• _Written problem_: Write out every entry, unchanged. Skip any picture.

───── Dataset extract ─────

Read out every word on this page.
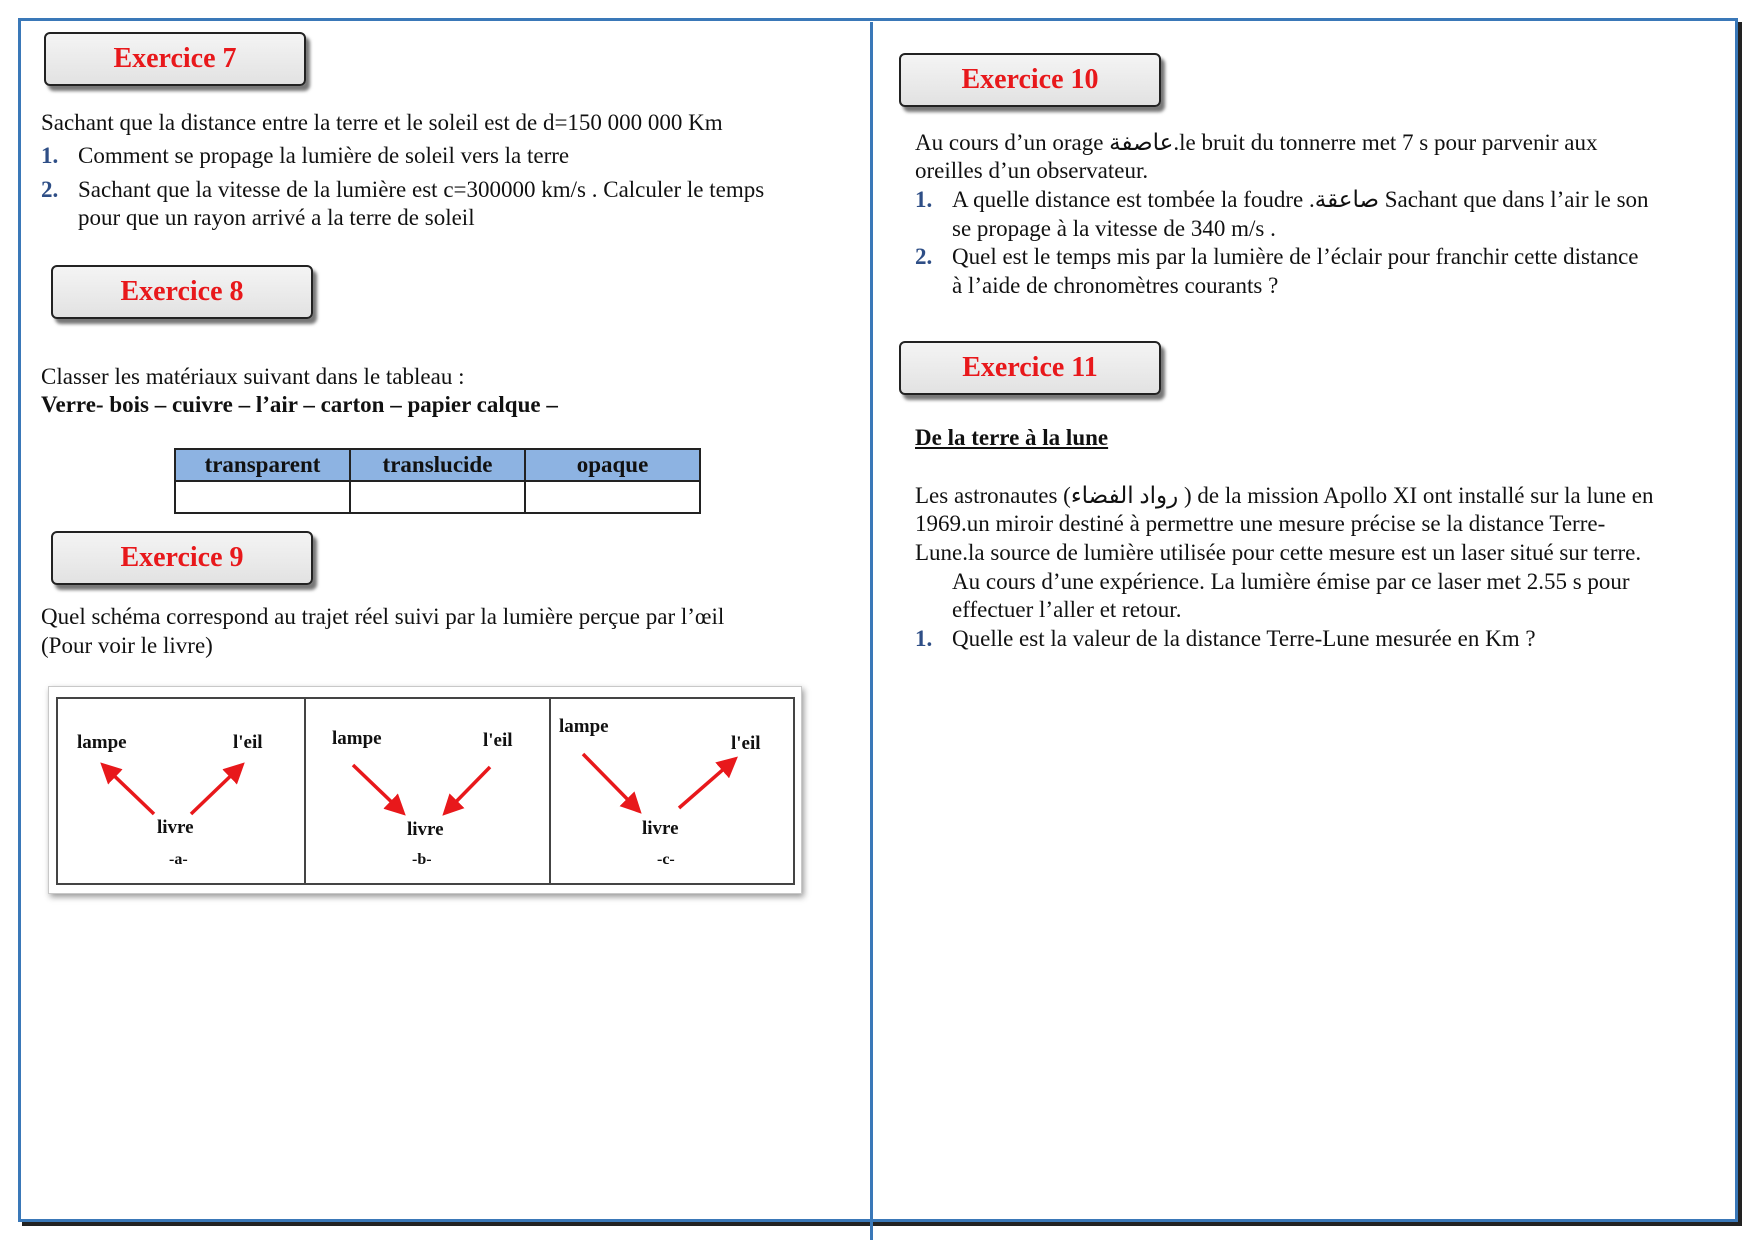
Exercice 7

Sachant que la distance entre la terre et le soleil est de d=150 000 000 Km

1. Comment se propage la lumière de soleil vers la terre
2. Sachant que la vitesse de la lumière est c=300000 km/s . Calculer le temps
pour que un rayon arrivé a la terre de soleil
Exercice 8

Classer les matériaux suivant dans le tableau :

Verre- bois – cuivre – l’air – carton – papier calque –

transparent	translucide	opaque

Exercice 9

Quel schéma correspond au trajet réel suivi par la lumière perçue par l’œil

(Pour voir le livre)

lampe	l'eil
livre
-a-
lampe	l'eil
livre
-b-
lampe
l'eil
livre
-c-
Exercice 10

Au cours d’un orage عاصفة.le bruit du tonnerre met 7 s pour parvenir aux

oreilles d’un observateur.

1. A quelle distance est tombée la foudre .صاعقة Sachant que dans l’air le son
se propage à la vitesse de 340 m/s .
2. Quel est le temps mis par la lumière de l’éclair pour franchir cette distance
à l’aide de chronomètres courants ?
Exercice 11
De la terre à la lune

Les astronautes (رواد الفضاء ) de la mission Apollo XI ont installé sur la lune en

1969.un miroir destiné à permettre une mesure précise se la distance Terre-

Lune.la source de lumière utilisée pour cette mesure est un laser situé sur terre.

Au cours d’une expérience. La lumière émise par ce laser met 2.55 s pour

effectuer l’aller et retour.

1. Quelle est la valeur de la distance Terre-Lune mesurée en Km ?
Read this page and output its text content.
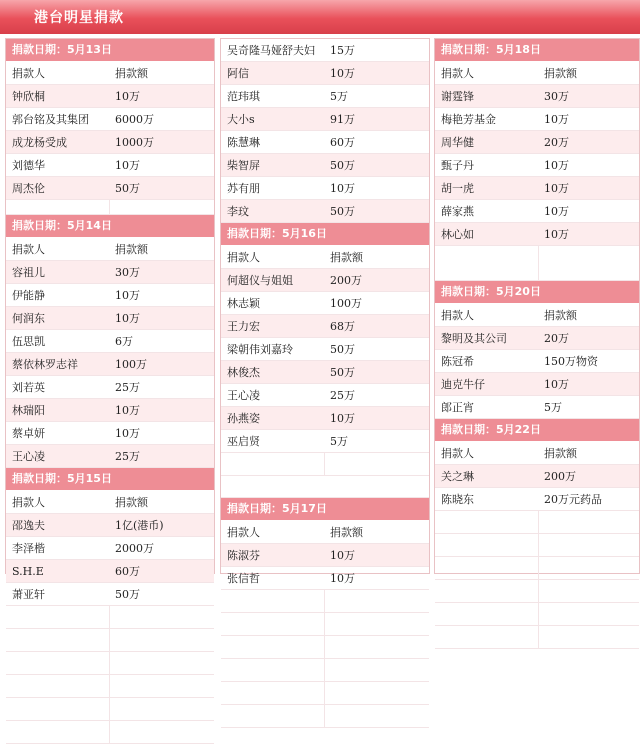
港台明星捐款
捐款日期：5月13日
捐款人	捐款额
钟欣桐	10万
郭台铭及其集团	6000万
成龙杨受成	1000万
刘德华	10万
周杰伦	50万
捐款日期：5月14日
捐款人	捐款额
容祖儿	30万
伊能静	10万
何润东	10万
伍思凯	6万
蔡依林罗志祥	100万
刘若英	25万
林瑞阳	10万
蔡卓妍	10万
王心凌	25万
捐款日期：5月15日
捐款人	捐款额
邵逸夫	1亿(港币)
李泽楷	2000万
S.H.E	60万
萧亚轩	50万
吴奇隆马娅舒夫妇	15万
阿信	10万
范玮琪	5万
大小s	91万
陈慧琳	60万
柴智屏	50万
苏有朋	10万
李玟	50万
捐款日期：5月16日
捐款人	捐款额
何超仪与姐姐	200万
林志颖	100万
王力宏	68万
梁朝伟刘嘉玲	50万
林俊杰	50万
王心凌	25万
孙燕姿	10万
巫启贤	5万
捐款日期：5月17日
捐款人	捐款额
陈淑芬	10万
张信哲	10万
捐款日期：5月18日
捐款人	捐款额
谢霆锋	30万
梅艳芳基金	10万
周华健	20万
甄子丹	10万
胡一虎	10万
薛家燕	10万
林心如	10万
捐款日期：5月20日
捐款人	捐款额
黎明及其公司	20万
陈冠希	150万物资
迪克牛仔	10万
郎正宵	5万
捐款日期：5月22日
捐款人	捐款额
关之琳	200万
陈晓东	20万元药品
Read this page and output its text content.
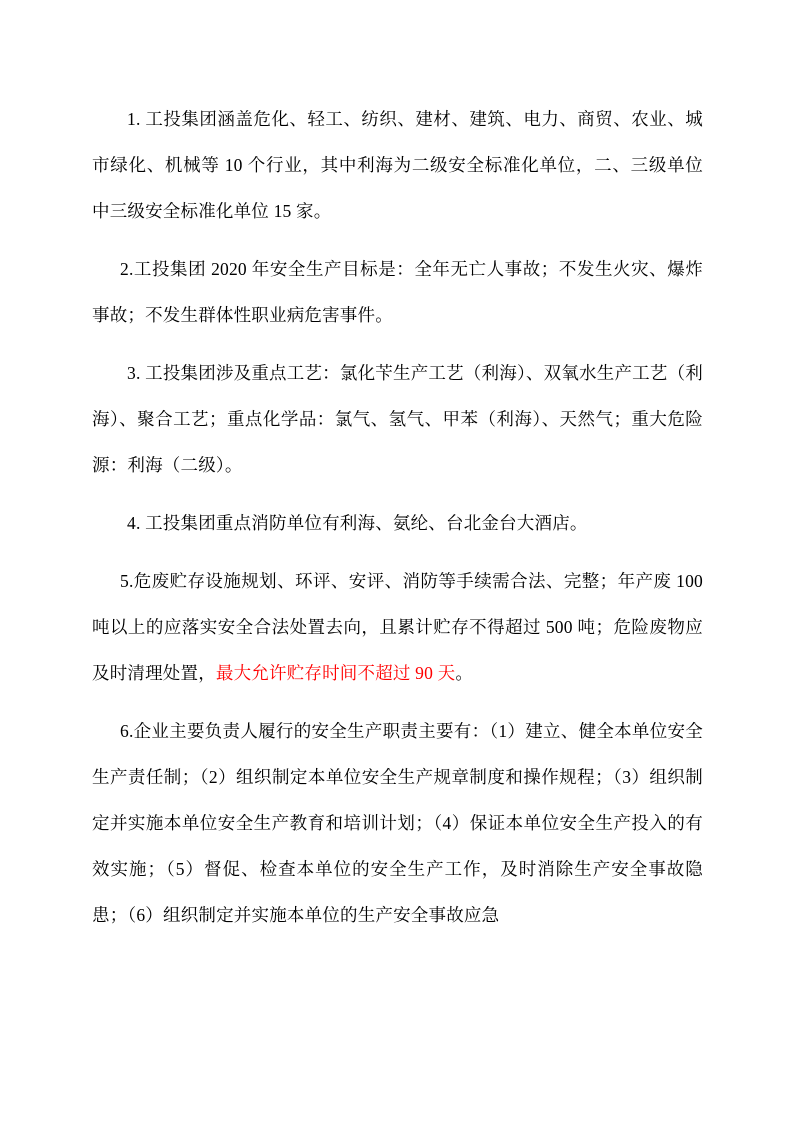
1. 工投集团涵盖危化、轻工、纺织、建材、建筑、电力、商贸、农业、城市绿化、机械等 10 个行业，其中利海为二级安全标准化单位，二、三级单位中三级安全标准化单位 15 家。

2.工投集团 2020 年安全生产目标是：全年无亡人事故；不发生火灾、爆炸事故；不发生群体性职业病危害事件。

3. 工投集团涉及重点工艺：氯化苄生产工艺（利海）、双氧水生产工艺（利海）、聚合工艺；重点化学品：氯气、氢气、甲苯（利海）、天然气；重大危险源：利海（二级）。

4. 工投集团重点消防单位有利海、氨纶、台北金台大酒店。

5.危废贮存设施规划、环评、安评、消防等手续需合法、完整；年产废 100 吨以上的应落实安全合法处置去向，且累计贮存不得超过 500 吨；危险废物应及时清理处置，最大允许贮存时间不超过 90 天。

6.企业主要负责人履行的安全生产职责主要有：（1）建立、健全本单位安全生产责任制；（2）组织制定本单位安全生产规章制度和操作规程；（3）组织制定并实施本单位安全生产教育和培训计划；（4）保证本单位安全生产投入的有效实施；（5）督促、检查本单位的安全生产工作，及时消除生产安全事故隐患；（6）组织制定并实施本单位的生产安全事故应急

─────

• _Response below_:
Read out every word on this page.
Exercice 7

Sachant que la distance entre la terre et le soleil est de d=150 000 000 Km

1. Comment se propage la lumière de soleil vers la terre
2. Sachant que la vitesse de la lumière est c=300000 km/s . Calculer le temps
pour que un rayon arrivé a la terre de soleil
Exercice 8

Classer les matériaux suivant dans le tableau :

Verre- bois – cuivre – l’air – carton – papier calque –

transparent	translucide	opaque

Exercice 9

Quel schéma correspond au trajet réel suivi par la lumière perçue par l’œil

(Pour voir le livre)

lampe	l'eil
livre
-a-
lampe	l'eil
livre
-b-
lampe
l'eil
livre
-c-
Exercice 10

Au cours d’un orage عاصفة.le bruit du tonnerre met 7 s pour parvenir aux

oreilles d’un observateur.

1. A quelle distance est tombée la foudre .صاعقة Sachant que dans l’air le son
se propage à la vitesse de 340 m/s .
2. Quel est le temps mis par la lumière de l’éclair pour franchir cette distance
à l’aide de chronomètres courants ?
Exercice 11
De la terre à la lune

Les astronautes (رواد الفضاء ) de la mission Apollo XI ont installé sur la lune en

1969.un miroir destiné à permettre une mesure précise se la distance Terre-

Lune.la source de lumière utilisée pour cette mesure est un laser situé sur terre.

Au cours d’une expérience. La lumière émise par ce laser met 2.55 s pour

effectuer l’aller et retour.

1. Quelle est la valeur de la distance Terre-Lune mesurée en Km ?
Read this page and output its text content.
港台明星捐款
捐款日期：5月13日
捐款人	捐款额
钟欣桐	10万
郭台铭及其集团	6000万
成龙杨受成	1000万
刘德华	10万
周杰伦	50万
捐款日期：5月14日
捐款人	捐款额
容祖儿	30万
伊能静	10万
何润东	10万
伍思凯	6万
蔡依林罗志祥	100万
刘若英	25万
林瑞阳	10万
蔡卓妍	10万
王心凌	25万
捐款日期：5月15日
捐款人	捐款额
邵逸夫	1亿(港币)
李泽楷	2000万
S.H.E	60万
萧亚轩	50万
吴奇隆马娅舒夫妇	15万
阿信	10万
范玮琪	5万
大小s	91万
陈慧琳	60万
柴智屏	50万
苏有朋	10万
李玟	50万
捐款日期：5月16日
捐款人	捐款额
何超仪与姐姐	200万
林志颖	100万
王力宏	68万
梁朝伟刘嘉玲	50万
林俊杰	50万
王心凌	25万
孙燕姿	10万
巫启贤	5万
捐款日期：5月17日
捐款人	捐款额
陈淑芬	10万
张信哲	10万
捐款日期：5月18日
捐款人	捐款额
谢霆锋	30万
梅艳芳基金	10万
周华健	20万
甄子丹	10万
胡一虎	10万
薛家燕	10万
林心如	10万
捐款日期：5月20日
捐款人	捐款额
黎明及其公司	20万
陈冠希	150万物资
迪克牛仔	10万
郎正宵	5万
捐款日期：5月22日
捐款人	捐款额
关之琳	200万
陈晓东	20万元药品
Read this page and output its text content.
1. 工投集团涵盖危化、轻工、纺织、建材、建筑、电力、商贸、农业、城市绿化、机械等 10 个行业，其中利海为二级安全标准化单位，二、三级单位中三级安全标准化单位 15 家。

2.工投集团 2020 年安全生产目标是：全年无亡人事故；不发生火灾、爆炸事故；不发生群体性职业病危害事件。

3. 工投集团涉及重点工艺：氯化苄生产工艺（利海）、双氧水生产工艺（利海）、聚合工艺；重点化学品：氯气、氢气、甲苯（利海）、天然气；重大危险源：利海（二级）。

4. 工投集团重点消防单位有利海、氨纶、台北金台大酒店。

5.危废贮存设施规划、环评、安评、消防等手续需合法、完整；年产废 100 吨以上的应落实安全合法处置去向，且累计贮存不得超过 500 吨；危险废物应及时清理处置，最大允许贮存时间不超过 90 天。

6.企业主要负责人履行的安全生产职责主要有：（1）建立、健全本单位安全生产责任制；（2）组织制定本单位安全生产规章制度和操作规程；（3）组织制定并实施本单位安全生产教育和培训计划；（4）保证本单位安全生产投入的有效实施；（5）督促、检查本单位的安全生产工作，及时消除生产安全事故隐患；（6）组织制定并实施本单位的生产安全事故应急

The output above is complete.